LISTED ENTRIES:

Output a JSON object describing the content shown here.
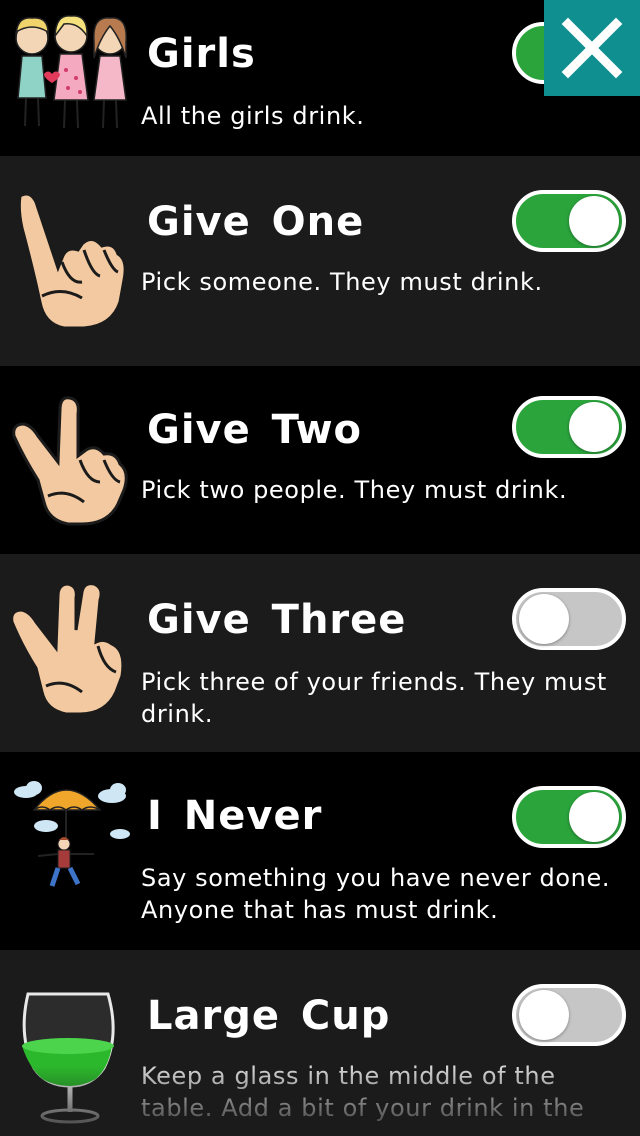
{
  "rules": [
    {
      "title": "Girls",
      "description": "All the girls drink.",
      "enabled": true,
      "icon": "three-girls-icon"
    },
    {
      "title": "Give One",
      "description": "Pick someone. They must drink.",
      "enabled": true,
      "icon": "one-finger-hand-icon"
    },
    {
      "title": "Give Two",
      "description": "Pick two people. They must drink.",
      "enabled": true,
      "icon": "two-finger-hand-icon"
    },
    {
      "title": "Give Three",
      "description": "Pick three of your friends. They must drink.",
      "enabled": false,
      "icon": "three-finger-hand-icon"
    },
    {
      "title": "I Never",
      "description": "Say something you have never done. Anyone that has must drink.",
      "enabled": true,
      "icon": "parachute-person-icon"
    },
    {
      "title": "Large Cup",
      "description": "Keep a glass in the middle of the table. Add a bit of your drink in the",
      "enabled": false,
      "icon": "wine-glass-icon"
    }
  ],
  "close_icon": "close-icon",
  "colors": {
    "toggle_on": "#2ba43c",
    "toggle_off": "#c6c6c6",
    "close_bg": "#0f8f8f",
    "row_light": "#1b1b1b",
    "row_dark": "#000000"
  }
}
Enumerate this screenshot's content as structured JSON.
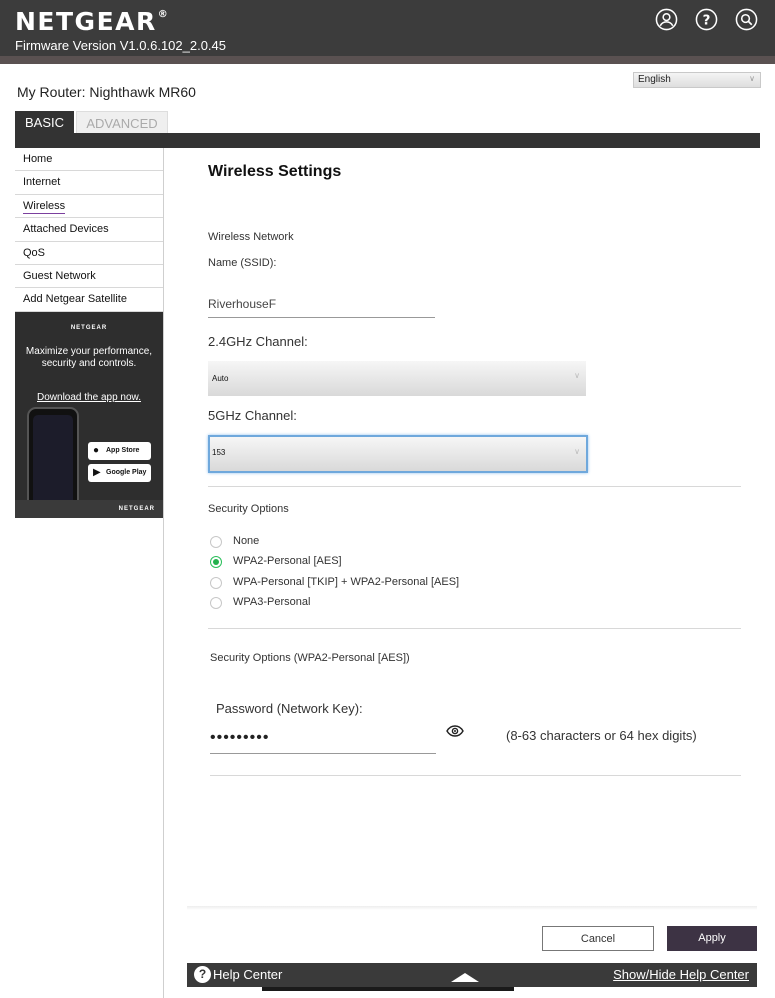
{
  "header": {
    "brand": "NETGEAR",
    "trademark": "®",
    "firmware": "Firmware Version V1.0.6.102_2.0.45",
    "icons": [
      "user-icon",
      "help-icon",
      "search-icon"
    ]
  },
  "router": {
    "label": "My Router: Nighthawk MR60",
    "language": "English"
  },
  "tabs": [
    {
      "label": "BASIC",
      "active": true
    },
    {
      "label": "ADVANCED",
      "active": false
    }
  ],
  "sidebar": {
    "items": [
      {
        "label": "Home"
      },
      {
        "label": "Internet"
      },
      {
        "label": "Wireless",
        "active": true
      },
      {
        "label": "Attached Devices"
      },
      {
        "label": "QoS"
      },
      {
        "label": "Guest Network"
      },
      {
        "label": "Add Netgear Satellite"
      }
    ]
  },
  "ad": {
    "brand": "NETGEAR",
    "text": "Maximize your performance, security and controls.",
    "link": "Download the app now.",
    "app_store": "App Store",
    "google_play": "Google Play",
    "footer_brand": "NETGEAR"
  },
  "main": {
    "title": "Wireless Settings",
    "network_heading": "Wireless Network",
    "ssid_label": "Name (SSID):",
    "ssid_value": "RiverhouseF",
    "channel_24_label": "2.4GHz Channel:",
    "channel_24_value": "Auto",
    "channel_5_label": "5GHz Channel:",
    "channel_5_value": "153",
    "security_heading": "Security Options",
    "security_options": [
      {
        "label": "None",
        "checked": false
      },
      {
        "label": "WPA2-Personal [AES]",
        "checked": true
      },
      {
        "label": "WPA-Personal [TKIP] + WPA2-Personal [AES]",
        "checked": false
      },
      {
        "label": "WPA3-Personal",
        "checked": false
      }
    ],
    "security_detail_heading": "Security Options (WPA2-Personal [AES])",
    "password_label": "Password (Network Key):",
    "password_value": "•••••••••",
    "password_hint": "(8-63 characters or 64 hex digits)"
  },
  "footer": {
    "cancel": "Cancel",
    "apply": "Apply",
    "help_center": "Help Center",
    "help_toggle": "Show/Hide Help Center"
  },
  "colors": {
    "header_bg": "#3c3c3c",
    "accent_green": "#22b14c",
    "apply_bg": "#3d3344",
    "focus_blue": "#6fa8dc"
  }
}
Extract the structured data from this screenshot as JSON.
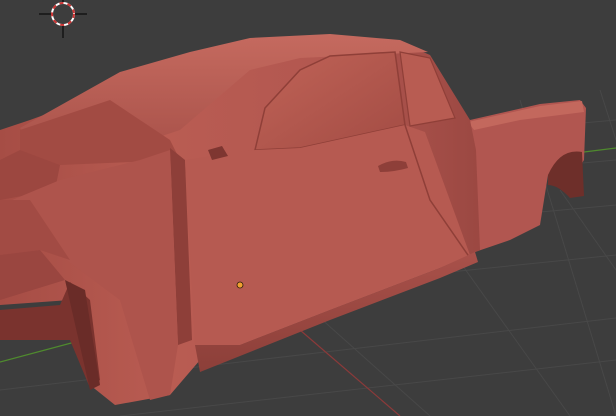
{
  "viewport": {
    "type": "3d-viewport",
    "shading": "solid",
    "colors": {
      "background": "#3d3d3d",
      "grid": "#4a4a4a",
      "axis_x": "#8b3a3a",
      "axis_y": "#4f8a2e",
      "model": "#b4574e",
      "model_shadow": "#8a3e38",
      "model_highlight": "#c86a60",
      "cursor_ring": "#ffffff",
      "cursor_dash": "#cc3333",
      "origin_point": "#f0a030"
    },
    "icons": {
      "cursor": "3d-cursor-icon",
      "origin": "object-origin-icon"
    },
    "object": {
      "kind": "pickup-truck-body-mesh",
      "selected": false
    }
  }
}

WHAT TO DO:
Report each line in the data that holds the word "Wireless".

PROBLEM SOLUTION:
        "label": "Wireless",
    "title": "Wireless Settings",
    "network_heading": "Wireless Network",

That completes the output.